# START OF GIVEN INFORMATION

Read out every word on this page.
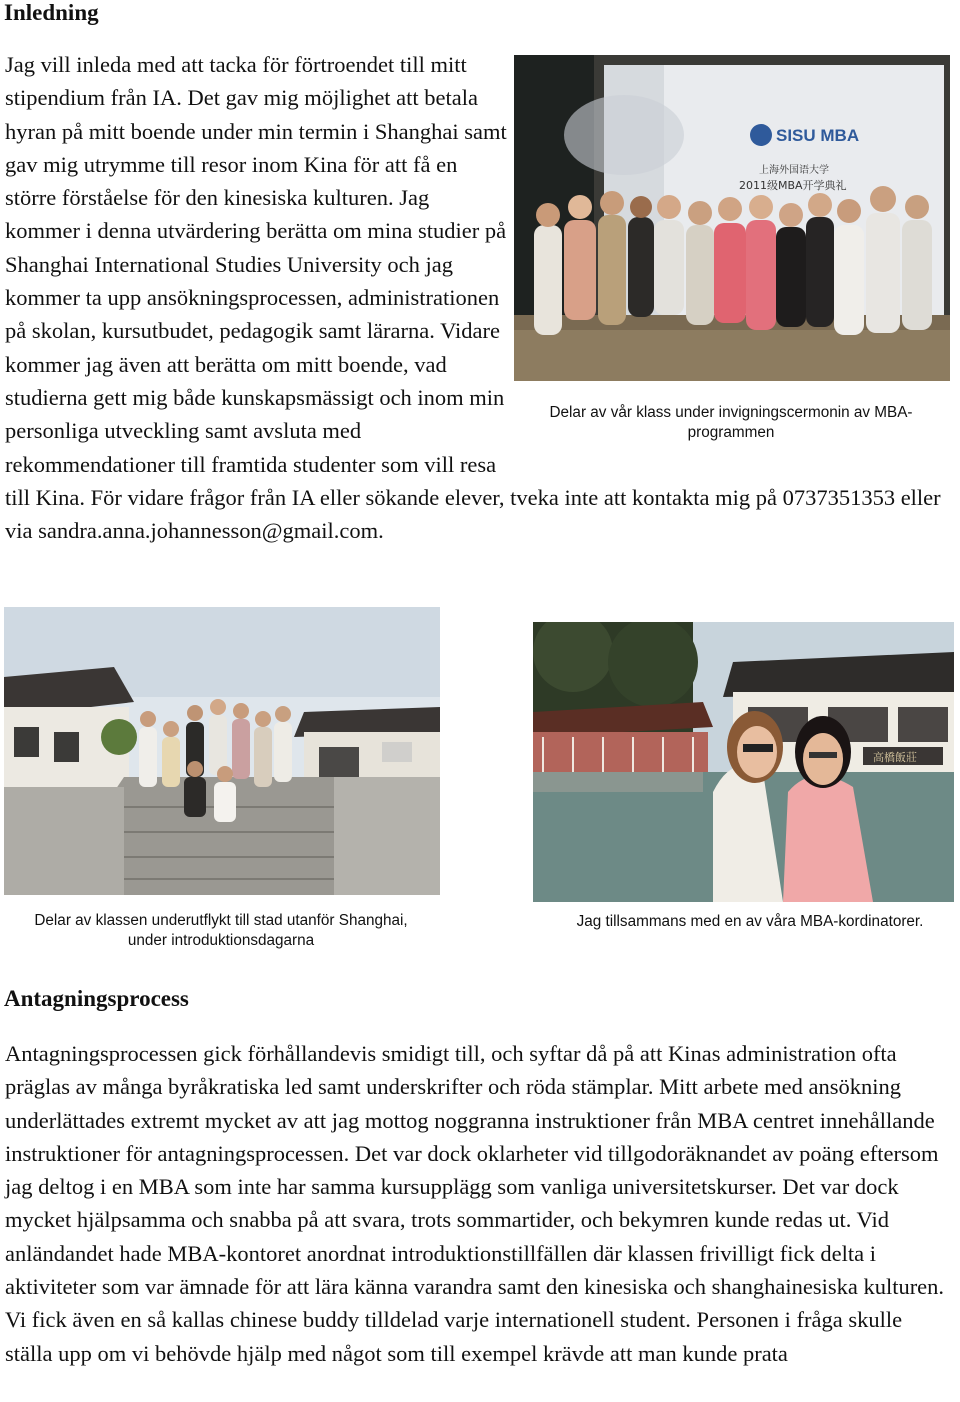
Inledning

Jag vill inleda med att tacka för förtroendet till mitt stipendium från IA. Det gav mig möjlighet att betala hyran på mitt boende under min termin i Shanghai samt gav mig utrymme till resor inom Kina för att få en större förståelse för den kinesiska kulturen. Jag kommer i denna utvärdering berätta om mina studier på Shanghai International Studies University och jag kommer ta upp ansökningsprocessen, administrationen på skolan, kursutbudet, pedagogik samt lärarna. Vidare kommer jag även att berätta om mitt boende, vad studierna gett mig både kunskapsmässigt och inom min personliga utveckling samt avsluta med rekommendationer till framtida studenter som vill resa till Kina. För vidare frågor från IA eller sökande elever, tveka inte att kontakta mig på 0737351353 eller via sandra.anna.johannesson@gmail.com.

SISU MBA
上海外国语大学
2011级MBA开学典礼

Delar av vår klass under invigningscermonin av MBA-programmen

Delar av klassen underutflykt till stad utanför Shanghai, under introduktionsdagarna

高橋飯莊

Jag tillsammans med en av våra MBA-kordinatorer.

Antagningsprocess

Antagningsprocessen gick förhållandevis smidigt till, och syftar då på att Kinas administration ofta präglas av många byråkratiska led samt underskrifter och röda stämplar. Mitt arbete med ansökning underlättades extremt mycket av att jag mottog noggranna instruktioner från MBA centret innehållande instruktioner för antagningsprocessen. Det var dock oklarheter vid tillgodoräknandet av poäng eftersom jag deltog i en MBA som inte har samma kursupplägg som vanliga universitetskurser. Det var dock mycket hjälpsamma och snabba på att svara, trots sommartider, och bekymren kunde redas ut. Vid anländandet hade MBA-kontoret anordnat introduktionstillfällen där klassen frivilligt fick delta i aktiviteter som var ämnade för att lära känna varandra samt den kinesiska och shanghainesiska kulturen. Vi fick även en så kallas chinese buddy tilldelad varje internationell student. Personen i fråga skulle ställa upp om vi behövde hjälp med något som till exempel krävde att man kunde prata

# END OF GIVEN INFORMATION
# START OF GIVEN INFORMATION

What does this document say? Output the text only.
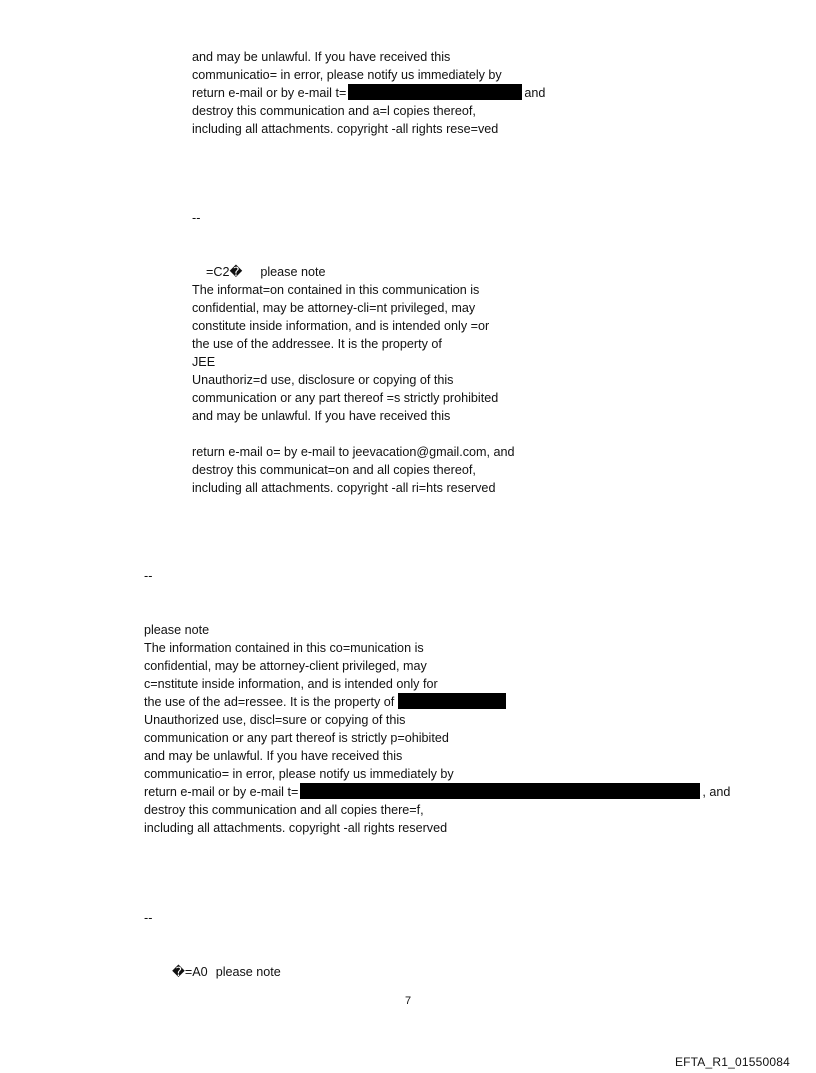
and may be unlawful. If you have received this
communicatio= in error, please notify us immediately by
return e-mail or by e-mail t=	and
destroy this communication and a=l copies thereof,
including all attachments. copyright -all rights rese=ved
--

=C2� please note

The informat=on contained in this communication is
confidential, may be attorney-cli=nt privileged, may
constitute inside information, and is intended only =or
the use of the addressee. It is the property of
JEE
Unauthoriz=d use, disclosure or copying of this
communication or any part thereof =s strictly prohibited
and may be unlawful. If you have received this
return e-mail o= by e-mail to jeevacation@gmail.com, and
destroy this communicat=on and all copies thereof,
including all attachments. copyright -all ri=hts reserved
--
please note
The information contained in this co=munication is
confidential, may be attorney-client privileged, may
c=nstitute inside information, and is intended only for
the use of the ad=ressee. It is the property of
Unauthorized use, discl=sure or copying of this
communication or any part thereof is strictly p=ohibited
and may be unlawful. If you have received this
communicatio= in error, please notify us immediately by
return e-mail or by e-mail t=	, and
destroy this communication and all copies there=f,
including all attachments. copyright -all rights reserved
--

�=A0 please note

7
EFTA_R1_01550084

# END OF GIVEN INFORMATION
# START OF GIVEN INFORMATION

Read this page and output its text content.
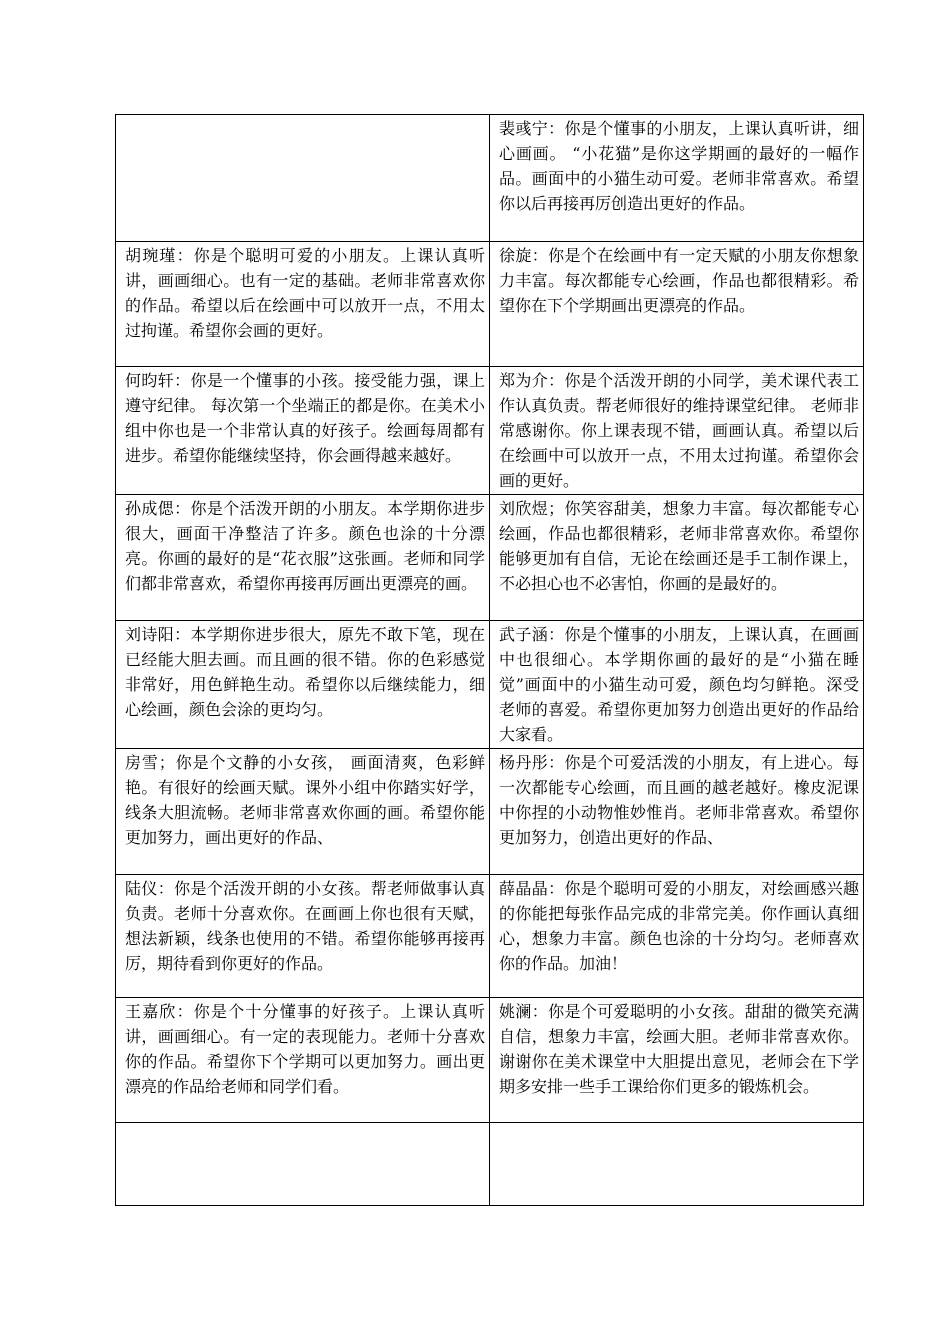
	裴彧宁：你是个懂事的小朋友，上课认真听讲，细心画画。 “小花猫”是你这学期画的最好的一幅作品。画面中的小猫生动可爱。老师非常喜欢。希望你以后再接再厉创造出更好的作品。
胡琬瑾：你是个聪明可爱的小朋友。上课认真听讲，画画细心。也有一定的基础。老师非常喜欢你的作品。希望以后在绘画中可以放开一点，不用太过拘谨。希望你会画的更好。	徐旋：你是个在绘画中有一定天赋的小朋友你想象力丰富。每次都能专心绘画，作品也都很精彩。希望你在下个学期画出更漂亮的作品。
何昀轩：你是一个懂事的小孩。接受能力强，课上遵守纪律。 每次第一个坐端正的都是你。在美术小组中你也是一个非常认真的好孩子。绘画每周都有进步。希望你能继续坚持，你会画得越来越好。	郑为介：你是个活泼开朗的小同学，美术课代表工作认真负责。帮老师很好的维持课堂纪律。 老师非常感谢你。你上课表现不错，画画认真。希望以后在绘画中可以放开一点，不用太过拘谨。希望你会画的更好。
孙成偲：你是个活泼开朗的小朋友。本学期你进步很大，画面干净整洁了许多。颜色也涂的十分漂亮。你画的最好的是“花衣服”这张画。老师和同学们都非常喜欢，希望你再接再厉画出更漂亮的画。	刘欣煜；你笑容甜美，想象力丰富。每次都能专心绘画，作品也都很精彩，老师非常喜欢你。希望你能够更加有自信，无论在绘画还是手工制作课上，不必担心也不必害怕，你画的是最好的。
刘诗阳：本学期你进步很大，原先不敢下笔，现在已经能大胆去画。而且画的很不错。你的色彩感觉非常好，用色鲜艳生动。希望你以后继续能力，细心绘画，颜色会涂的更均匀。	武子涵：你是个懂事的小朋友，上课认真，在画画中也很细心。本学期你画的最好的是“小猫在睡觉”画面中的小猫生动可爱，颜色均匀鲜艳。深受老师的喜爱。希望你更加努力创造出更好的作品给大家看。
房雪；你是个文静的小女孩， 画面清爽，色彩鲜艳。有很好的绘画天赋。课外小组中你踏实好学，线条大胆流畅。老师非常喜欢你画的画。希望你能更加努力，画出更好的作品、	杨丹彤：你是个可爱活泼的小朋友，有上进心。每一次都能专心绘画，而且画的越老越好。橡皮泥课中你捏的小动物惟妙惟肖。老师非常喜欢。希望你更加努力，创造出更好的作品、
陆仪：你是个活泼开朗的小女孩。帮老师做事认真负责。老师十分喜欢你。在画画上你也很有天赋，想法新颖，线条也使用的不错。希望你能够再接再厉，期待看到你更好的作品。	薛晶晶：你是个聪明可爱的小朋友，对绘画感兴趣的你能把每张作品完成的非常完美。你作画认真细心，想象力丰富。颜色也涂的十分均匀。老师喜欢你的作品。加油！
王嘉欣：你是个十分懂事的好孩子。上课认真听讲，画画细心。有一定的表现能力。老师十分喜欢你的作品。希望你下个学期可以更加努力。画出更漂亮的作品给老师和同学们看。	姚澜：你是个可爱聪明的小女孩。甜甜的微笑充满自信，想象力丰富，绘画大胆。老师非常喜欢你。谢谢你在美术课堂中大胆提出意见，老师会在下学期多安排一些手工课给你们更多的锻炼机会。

# END OF GIVEN INFORMATION

** SHORT TASK **
List each line of the entries that holds the string "不用太过拘谨".

** EXERCISE RESPONSE **
胡琬瑾：你是个聪明可爱的小朋友。上课认真听讲，画画细心。也有一定的基础。老师非常喜欢你的作品。希望以后在绘画中可以放开一点，不用太过拘谨。希望你会画的更好。	徐旋：你是个在绘画中有一定天赋的小朋友你想象力丰富。每次都能专心绘画，作品也都很精彩。希望你在下个学期画出更漂亮的作品。
何昀轩：你是一个懂事的小孩。接受能力强，课上遵守纪律。 每次第一个坐端正的都是你。在美术小组中你也是一个非常认真的好孩子。绘画每周都有进步。希望你能继续坚持，你会画得越来越好。	郑为介：你是个活泼开朗的小同学，美术课代表工作认真负责。帮老师很好的维持课堂纪律。 老师非常感谢你。你上课表现不错，画画认真。希望以后在绘画中可以放开一点，不用太过拘谨。希望你会画的更好。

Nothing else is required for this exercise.